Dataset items
# # # # #

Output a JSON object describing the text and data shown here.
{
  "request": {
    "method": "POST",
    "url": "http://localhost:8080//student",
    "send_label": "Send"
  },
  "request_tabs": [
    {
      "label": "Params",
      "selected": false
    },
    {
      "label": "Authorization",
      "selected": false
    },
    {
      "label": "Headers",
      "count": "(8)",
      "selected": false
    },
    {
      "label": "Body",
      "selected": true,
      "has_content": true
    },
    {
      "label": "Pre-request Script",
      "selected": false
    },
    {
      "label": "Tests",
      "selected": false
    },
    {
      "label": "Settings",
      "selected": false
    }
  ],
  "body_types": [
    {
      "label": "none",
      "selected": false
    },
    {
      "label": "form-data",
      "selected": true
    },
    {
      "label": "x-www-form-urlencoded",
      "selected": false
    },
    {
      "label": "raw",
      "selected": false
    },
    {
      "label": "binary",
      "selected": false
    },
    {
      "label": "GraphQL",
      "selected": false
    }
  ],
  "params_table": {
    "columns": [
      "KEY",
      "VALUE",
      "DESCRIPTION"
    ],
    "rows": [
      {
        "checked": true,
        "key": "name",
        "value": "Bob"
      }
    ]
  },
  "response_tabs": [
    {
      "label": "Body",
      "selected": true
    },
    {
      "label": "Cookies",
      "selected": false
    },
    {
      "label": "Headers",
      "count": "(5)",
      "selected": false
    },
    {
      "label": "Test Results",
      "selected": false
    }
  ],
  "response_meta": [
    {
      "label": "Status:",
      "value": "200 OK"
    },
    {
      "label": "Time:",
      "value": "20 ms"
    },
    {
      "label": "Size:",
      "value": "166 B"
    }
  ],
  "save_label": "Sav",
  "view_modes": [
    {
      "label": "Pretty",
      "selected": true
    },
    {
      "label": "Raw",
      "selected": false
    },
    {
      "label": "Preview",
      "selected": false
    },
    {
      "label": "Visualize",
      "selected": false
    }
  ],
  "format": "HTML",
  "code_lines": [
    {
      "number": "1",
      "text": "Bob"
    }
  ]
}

# # # # #

- **TASK**
Retype the material above, line by line, exactly.

- **RESPONSE**
Output a JSON object describing the text and data shown here.
{
  "request": {
    "method": "POST",
    "url": "http://localhost:8080//student",
    "send_label": "Send"
  },
  "request_tabs": [
    {
      "label": "Params",
      "selected": false
    },
    {
      "label": "Authorization",
      "selected": false
    },
    {
      "label": "Headers",
      "count": "(8)",
      "selected": false
    },
    {
      "label": "Body",
      "selected": true,
      "has_content": true
    },
    {
      "label": "Pre-request Script",
      "selected": false
    },
    {
      "label": "Tests",
      "selected": false
    },
    {
      "label": "Settings",
      "selected": false
    }
  ],
  "body_types": [
    {
      "label": "none",
      "selected": false
    },
    {
      "label": "form-data",
      "selected": true
    },
    {
      "label": "x-www-form-urlencoded",
      "selected": false
    },
    {
      "label": "raw",
      "selected": false
    },
    {
      "label": "binary",
      "selected": false
    },
    {
      "label": "GraphQL",
      "selected": false
    }
  ],
  "params_table": {
    "columns": [
      "KEY",
      "VALUE",
      "DESCRIPTION"
    ],
    "rows": [
      {
        "checked": true,
        "key": "name",
        "value": "Bob"
      }
    ]
  },
  "response_tabs": [
    {
      "label": "Body",
      "selected": true
    },
    {
      "label": "Cookies",
      "selected": false
    },
    {
      "label": "Headers",
      "count": "(5)",
      "selected": false
    },
    {
      "label": "Test Results",
      "selected": false
    }
  ],
  "response_meta": [
    {
      "label": "Status:",
      "value": "200 OK"
    },
    {
      "label": "Time:",
      "value": "20 ms"
    },
    {
      "label": "Size:",
      "value": "166 B"
    }
  ],
  "save_label": "Sav",
  "view_modes": [
    {
      "label": "Pretty",
      "selected": true
    },
    {
      "label": "Raw",
      "selected": false
    },
    {
      "label": "Preview",
      "selected": false
    },
    {
      "label": "Visualize",
      "selected": false
    }
  ],
  "format": "HTML",
  "code_lines": [
    {
      "number": "1",
      "text": "Bob"
    }
  ]
}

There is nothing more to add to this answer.